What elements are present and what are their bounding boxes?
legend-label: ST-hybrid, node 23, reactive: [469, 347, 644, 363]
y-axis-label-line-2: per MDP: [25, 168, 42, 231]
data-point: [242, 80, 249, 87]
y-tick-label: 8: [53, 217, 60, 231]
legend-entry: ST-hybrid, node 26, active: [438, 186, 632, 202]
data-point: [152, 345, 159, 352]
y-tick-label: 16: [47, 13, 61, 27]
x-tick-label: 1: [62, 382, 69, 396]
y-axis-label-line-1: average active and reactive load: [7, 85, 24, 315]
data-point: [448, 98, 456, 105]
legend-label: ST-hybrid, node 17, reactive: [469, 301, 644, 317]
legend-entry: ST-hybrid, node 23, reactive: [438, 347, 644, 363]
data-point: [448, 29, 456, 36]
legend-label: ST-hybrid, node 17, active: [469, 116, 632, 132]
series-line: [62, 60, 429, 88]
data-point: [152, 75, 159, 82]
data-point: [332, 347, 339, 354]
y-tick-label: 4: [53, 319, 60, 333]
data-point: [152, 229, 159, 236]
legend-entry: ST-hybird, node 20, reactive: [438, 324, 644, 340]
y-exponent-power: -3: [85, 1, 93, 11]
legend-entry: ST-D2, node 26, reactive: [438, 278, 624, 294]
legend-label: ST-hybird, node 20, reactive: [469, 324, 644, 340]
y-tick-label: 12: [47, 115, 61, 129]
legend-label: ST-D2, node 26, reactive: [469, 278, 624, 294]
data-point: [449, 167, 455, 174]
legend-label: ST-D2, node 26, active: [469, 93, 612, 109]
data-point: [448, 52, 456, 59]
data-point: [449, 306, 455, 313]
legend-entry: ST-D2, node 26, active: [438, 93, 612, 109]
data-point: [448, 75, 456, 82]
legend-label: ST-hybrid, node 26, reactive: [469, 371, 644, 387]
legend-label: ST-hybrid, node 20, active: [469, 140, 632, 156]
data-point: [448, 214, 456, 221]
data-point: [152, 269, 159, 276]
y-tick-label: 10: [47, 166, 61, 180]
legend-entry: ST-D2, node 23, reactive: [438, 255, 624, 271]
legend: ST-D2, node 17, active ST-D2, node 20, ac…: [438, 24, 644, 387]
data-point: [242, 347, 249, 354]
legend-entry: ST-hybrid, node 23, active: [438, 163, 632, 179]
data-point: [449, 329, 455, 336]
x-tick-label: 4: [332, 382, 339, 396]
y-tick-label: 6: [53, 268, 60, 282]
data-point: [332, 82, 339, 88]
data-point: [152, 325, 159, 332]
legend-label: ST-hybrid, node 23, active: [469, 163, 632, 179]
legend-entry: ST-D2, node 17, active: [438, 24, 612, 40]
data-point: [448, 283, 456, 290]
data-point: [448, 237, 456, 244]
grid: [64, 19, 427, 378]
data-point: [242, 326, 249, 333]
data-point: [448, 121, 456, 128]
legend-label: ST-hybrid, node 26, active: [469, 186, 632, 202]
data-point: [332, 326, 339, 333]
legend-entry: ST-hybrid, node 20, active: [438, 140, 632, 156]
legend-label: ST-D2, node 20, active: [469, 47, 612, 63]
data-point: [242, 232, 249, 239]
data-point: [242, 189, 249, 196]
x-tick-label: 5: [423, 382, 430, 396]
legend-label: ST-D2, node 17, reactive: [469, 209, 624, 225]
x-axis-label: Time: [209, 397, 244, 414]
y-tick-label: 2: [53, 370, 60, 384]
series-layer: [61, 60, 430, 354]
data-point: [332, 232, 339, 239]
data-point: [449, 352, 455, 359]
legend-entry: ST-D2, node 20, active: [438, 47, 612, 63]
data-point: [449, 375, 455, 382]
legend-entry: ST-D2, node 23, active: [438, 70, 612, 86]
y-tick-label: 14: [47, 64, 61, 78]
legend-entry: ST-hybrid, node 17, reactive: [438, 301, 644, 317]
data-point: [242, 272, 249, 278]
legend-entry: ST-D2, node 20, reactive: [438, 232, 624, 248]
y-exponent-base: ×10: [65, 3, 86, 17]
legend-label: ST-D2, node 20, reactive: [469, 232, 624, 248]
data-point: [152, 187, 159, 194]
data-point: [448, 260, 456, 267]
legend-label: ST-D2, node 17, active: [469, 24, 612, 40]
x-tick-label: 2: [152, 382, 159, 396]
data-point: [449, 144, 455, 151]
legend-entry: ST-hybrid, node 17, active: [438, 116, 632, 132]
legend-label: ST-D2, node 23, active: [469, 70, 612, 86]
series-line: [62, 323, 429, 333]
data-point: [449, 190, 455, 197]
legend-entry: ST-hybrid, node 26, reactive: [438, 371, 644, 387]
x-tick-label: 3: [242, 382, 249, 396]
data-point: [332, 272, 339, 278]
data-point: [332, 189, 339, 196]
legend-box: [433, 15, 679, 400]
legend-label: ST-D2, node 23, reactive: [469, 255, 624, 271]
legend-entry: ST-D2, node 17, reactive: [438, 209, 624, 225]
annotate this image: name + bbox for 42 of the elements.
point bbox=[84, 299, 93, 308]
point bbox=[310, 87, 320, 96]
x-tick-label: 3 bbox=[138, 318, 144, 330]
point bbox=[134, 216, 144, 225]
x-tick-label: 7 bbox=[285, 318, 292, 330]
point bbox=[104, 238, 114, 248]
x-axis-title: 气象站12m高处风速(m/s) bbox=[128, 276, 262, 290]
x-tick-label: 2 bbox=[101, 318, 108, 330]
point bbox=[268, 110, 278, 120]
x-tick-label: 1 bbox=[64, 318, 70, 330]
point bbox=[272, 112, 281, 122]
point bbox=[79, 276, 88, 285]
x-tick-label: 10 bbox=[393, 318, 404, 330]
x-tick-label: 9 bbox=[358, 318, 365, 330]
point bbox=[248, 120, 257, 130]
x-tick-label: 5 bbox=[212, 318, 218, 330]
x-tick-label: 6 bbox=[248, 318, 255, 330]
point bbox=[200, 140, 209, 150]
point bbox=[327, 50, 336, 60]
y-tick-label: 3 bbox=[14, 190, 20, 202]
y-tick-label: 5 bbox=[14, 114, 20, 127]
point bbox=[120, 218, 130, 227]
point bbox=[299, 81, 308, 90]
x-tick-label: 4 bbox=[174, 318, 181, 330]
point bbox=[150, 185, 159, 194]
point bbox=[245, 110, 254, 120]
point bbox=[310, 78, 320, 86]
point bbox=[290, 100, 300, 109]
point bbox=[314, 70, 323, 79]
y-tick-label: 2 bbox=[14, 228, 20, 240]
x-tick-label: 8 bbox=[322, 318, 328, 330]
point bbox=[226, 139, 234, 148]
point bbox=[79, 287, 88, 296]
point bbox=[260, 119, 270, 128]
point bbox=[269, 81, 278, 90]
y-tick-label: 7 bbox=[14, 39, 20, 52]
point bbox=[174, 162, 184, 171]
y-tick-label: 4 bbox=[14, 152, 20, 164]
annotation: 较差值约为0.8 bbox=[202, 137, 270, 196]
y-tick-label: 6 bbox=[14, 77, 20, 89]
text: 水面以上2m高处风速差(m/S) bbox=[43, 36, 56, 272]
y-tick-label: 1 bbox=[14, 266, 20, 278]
.....
Copy out the entries from the first line through the line containing "legend-entry: ST-hybrid, node 23, reactive: [438, 347, 644, 363]", inclusive, replacing "reactive" with "passive" and leaving everything else unchanged.

• ANSWER TO THIS EXERCISE
What elements are present and what are their bounding boxes?
legend-label: ST-hybrid, node 23, passive: [469, 347, 644, 363]
y-axis-label-line-2: per MDP: [25, 168, 42, 231]
data-point: [242, 80, 249, 87]
y-tick-label: 8: [53, 217, 60, 231]
legend-entry: ST-hybrid, node 26, active: [438, 186, 632, 202]
data-point: [152, 345, 159, 352]
y-tick-label: 16: [47, 13, 61, 27]
x-tick-label: 1: [62, 382, 69, 396]
y-axis-label-line-1: average active and passive load: [7, 85, 24, 315]
data-point: [448, 98, 456, 105]
legend-label: ST-hybrid, node 17, passive: [469, 301, 644, 317]
legend-entry: ST-hybrid, node 23, passive: [438, 347, 644, 363]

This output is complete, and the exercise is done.